-- Short task --
Gather each line of the records where "History" appears.

-- The input --
++++++++

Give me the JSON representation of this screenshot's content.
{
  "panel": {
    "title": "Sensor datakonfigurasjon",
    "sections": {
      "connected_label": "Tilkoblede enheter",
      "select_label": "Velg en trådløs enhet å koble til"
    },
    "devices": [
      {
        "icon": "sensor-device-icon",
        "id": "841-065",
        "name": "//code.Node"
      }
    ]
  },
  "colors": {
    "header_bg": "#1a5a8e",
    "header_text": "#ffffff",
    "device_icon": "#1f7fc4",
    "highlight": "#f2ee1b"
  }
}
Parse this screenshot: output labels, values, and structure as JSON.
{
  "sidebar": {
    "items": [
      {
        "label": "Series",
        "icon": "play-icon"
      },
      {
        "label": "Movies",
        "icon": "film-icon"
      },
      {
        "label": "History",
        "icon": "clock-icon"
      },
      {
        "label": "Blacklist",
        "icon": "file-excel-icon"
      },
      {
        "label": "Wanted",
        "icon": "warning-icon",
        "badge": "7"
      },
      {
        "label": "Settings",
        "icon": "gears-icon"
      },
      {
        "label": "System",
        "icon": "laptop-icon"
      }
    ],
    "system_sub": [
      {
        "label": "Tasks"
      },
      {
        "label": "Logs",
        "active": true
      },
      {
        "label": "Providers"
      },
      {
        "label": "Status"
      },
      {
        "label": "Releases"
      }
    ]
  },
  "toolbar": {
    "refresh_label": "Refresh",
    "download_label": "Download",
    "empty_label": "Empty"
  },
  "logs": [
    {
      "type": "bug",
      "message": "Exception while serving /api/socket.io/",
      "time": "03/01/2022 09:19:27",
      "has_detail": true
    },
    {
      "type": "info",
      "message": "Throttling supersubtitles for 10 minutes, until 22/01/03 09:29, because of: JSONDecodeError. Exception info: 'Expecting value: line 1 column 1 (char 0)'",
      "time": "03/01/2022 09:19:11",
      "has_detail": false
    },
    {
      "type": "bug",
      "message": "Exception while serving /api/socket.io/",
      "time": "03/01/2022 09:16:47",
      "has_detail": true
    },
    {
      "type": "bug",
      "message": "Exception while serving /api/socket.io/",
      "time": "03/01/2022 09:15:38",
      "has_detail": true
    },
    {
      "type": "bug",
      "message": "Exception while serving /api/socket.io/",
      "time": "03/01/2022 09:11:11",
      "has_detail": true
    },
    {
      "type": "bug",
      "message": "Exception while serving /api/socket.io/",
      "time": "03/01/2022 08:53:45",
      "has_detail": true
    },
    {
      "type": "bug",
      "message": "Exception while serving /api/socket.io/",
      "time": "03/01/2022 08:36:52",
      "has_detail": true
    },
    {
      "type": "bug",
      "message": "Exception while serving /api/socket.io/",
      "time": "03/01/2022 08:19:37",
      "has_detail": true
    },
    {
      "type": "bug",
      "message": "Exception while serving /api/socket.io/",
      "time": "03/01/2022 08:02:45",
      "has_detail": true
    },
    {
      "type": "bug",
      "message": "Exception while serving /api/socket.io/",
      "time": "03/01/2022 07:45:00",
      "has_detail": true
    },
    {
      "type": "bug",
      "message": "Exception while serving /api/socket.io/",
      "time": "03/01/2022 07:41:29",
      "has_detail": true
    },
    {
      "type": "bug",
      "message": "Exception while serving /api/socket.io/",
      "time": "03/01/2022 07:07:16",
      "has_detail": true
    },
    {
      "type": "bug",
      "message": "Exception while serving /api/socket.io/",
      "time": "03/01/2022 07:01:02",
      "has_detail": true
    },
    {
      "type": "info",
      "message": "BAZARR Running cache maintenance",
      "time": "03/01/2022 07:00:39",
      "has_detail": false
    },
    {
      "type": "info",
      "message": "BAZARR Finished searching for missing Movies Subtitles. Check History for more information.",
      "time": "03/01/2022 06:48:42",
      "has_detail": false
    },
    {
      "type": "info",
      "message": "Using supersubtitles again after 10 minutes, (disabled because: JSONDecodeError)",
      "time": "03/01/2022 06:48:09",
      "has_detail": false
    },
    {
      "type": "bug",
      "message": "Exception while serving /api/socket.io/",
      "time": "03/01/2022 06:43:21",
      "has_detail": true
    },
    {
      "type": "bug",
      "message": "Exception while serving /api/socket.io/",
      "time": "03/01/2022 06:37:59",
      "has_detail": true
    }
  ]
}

++++++++

-- Solution below --
        "label": "History",
      "message": "BAZARR Finished searching for missing Movies Subtitles. Check History for more information.",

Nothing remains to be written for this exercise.